To be done
Exclude the pictures, then copy all remaining records exactly.

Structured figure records
******************************
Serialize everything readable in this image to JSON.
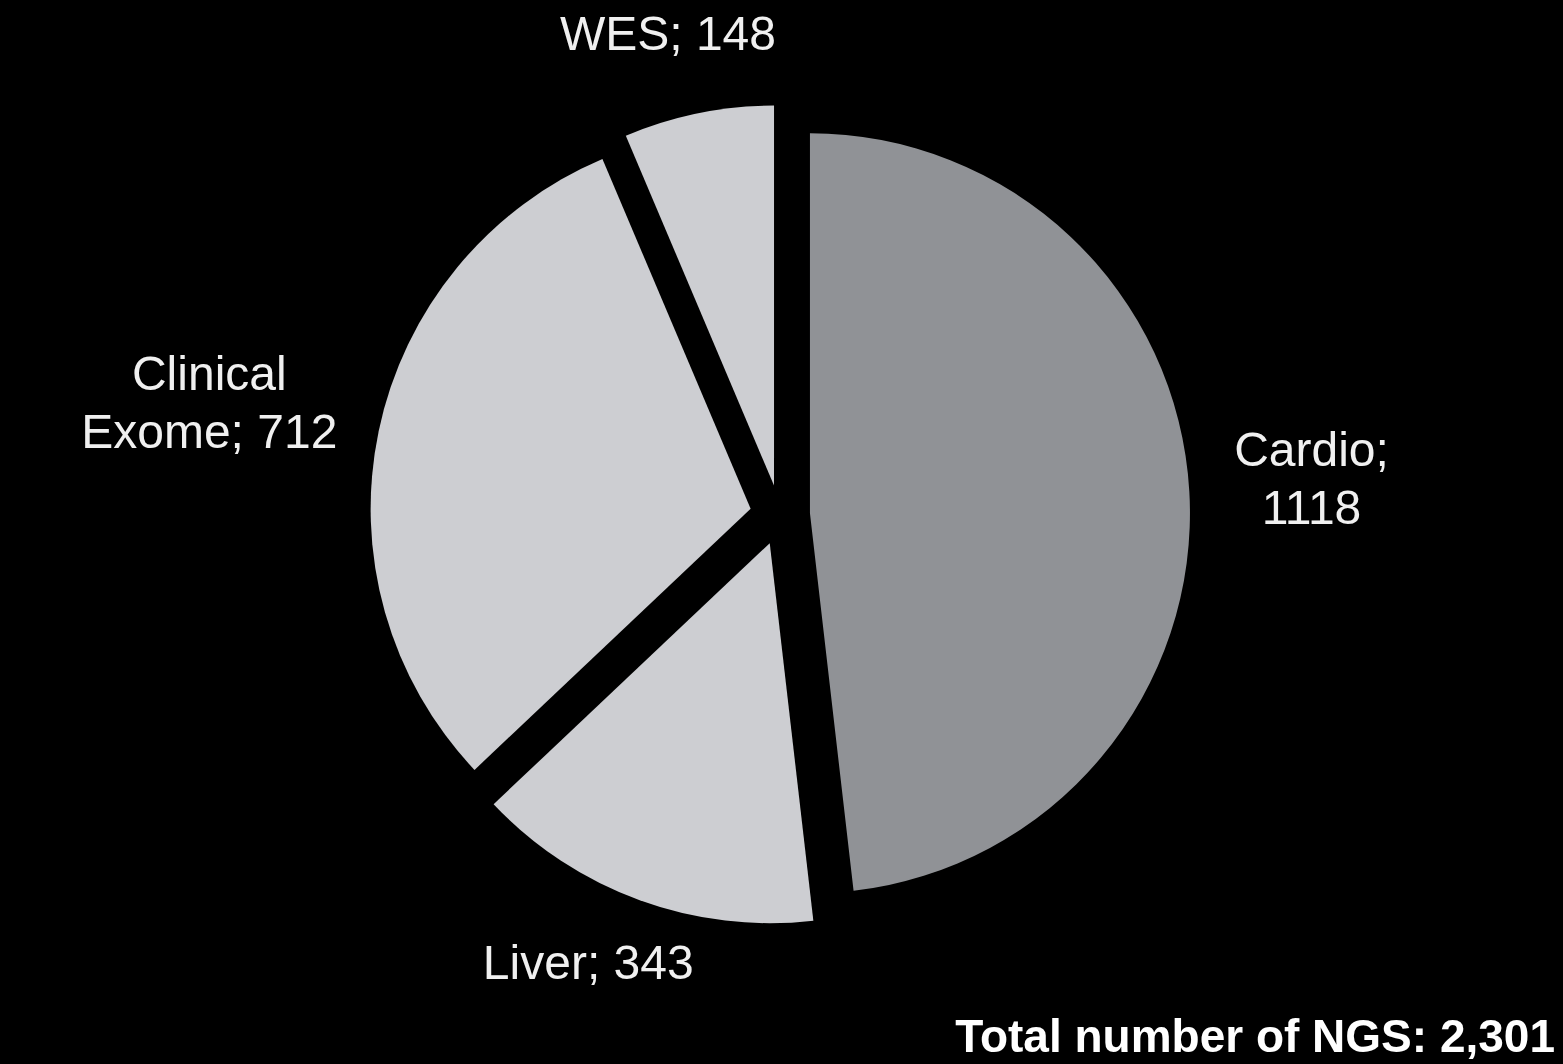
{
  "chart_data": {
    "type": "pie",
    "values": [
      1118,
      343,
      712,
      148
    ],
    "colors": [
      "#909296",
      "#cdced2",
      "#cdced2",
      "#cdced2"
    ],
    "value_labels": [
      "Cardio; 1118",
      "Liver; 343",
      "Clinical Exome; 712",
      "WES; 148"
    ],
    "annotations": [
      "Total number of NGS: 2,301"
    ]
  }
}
******************************
Exercise output
Serialize everything readable in this image to JSON.
{
  "chart_data": {
    "type": "pie",
    "values": [
      1118,
      343,
      712,
      148
    ],
    "colors": [
      "#909296",
      "#cdced2",
      "#cdced2",
      "#cdced2"
    ],
    "value_labels": [
      "Cardio; 1118",
      "Liver; 343",
      "Clinical Exome; 712",
      "WES; 148"
    ],
    "annotations": [
      "Total number of NGS: 2,301"
    ]
  }
}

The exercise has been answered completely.